# [Set problem]
Each line that follows is to be retyped exactly.

Items from a figure collection
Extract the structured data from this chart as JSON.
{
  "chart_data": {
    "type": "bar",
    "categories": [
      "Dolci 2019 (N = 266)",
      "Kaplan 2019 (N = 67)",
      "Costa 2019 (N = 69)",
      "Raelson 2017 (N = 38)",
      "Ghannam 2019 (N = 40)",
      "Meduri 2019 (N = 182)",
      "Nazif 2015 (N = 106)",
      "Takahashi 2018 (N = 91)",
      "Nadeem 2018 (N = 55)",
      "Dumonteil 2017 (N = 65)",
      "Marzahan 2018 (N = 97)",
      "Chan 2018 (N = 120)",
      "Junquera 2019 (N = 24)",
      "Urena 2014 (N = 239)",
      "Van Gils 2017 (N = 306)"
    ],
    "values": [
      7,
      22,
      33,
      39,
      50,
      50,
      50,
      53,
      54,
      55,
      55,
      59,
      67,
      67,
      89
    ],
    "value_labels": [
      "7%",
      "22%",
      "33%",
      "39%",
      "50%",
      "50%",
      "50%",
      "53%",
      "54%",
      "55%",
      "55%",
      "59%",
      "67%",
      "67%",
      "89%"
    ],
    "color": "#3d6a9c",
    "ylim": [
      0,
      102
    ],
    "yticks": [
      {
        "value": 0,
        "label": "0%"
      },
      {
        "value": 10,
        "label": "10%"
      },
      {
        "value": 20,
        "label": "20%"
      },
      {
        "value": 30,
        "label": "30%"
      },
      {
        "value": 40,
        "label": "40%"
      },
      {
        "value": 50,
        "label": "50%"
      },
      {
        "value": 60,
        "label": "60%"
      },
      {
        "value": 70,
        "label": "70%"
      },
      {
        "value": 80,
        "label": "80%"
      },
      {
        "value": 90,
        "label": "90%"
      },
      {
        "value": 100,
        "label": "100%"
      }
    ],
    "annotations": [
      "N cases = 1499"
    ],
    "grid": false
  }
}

# [Exercise result]
Extract the structured data from this chart as JSON.
{
  "chart_data": {
    "type": "bar",
    "categories": [
      "Dolci 2019 (N = 266)",
      "Kaplan 2019 (N = 67)",
      "Costa 2019 (N = 69)",
      "Raelson 2017 (N = 38)",
      "Ghannam 2019 (N = 40)",
      "Meduri 2019 (N = 182)",
      "Nazif 2015 (N = 106)",
      "Takahashi 2018 (N = 91)",
      "Nadeem 2018 (N = 55)",
      "Dumonteil 2017 (N = 65)",
      "Marzahan 2018 (N = 97)",
      "Chan 2018 (N = 120)",
      "Junquera 2019 (N = 24)",
      "Urena 2014 (N = 239)",
      "Van Gils 2017 (N = 306)"
    ],
    "values": [
      7,
      22,
      33,
      39,
      50,
      50,
      50,
      53,
      54,
      55,
      55,
      59,
      67,
      67,
      89
    ],
    "value_labels": [
      "7%",
      "22%",
      "33%",
      "39%",
      "50%",
      "50%",
      "50%",
      "53%",
      "54%",
      "55%",
      "55%",
      "59%",
      "67%",
      "67%",
      "89%"
    ],
    "color": "#3d6a9c",
    "ylim": [
      0,
      102
    ],
    "yticks": [
      {
        "value": 0,
        "label": "0%"
      },
      {
        "value": 10,
        "label": "10%"
      },
      {
        "value": 20,
        "label": "20%"
      },
      {
        "value": 30,
        "label": "30%"
      },
      {
        "value": 40,
        "label": "40%"
      },
      {
        "value": 50,
        "label": "50%"
      },
      {
        "value": 60,
        "label": "60%"
      },
      {
        "value": 70,
        "label": "70%"
      },
      {
        "value": 80,
        "label": "80%"
      },
      {
        "value": 90,
        "label": "90%"
      },
      {
        "value": 100,
        "label": "100%"
      }
    ],
    "annotations": [
      "N cases = 1499"
    ],
    "grid": false
  }
}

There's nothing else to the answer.